DIRECTIONS
Go through the entries one line at a time, and gather every line that has the word "preferred".

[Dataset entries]

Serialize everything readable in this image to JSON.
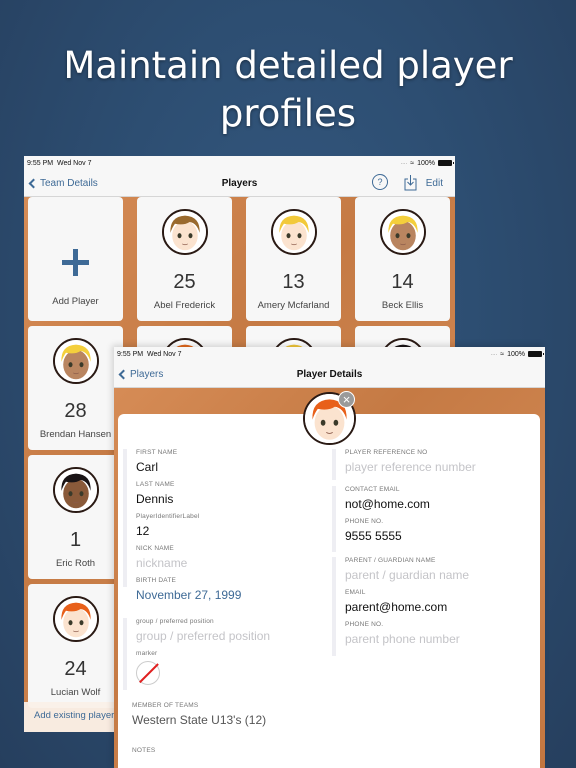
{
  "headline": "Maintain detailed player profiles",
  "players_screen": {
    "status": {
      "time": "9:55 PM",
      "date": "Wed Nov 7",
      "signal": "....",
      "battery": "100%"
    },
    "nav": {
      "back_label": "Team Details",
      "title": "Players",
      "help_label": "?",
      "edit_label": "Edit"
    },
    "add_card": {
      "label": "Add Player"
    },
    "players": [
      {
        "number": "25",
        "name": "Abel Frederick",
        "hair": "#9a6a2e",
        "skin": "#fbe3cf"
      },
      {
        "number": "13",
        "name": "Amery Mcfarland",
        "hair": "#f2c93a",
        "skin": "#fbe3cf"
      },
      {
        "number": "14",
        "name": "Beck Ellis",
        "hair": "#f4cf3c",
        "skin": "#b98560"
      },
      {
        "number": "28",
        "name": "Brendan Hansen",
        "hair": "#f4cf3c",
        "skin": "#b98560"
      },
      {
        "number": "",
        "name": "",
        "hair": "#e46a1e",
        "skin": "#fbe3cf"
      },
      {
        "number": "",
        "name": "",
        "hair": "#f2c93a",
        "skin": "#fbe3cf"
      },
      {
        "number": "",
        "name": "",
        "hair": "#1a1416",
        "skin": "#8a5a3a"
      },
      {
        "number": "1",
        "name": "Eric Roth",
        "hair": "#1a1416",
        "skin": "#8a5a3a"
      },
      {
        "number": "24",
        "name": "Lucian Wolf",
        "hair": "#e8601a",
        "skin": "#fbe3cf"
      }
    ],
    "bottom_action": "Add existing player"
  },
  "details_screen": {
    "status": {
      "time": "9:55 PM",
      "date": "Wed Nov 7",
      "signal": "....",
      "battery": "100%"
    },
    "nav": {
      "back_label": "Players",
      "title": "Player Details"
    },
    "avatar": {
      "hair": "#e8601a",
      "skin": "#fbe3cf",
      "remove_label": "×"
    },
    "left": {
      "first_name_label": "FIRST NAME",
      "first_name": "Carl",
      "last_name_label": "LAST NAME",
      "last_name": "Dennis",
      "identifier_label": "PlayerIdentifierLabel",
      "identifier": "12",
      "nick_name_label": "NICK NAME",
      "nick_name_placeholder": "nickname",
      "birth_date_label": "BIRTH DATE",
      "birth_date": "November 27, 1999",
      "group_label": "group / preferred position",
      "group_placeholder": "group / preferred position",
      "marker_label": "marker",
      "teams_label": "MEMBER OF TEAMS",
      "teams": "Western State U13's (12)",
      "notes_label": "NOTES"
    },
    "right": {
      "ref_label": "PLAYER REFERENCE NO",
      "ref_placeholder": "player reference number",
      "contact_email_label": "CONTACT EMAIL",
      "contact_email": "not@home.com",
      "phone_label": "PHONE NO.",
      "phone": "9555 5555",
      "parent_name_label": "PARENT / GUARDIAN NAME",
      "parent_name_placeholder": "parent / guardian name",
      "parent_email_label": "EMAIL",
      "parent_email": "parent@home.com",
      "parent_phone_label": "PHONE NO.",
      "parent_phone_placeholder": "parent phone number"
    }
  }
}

==

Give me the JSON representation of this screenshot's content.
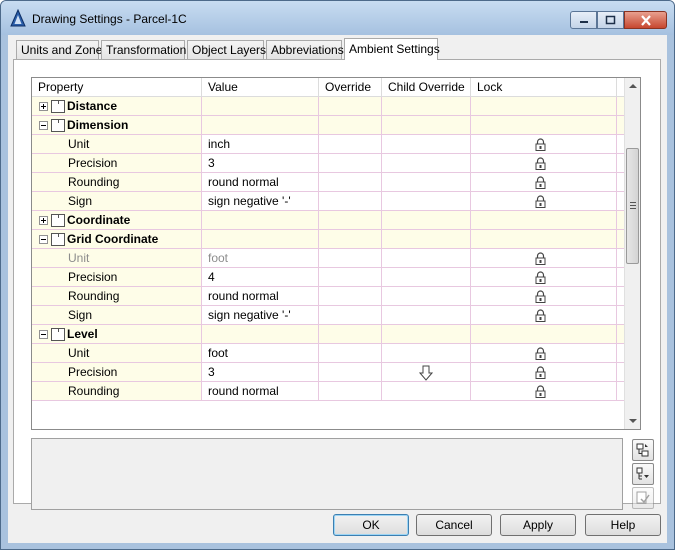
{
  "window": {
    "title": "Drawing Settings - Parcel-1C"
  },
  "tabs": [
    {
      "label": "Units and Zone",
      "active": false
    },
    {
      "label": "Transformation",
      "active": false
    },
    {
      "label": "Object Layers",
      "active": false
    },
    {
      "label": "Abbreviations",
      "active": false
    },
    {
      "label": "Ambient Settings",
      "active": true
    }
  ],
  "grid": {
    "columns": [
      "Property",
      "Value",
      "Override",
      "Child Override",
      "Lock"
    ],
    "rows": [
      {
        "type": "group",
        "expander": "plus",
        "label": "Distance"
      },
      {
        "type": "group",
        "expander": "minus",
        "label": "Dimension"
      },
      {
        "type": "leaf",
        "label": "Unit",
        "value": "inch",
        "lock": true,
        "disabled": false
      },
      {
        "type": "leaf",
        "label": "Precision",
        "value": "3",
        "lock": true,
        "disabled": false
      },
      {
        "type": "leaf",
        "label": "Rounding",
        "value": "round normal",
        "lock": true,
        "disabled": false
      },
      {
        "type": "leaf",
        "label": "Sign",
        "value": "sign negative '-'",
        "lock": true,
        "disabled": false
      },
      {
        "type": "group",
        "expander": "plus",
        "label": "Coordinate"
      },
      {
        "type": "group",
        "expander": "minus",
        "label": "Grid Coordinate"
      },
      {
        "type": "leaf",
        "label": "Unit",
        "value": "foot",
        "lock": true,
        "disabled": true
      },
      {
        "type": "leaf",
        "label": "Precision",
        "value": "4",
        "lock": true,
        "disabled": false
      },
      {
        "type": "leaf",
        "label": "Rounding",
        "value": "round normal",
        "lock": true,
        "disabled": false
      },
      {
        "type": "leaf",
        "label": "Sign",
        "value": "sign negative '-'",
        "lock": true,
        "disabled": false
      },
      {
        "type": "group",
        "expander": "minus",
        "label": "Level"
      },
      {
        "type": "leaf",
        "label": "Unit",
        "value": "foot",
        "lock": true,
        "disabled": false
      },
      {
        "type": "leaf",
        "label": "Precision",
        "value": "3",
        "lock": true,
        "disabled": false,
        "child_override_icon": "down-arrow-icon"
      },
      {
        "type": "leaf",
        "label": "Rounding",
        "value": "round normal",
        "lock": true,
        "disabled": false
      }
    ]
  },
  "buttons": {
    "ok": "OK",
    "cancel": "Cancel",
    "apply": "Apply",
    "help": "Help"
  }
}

EXERCISE ANSWER
      "group_label": "group / preferred position",
      "group_placeholder": "group / preferred position",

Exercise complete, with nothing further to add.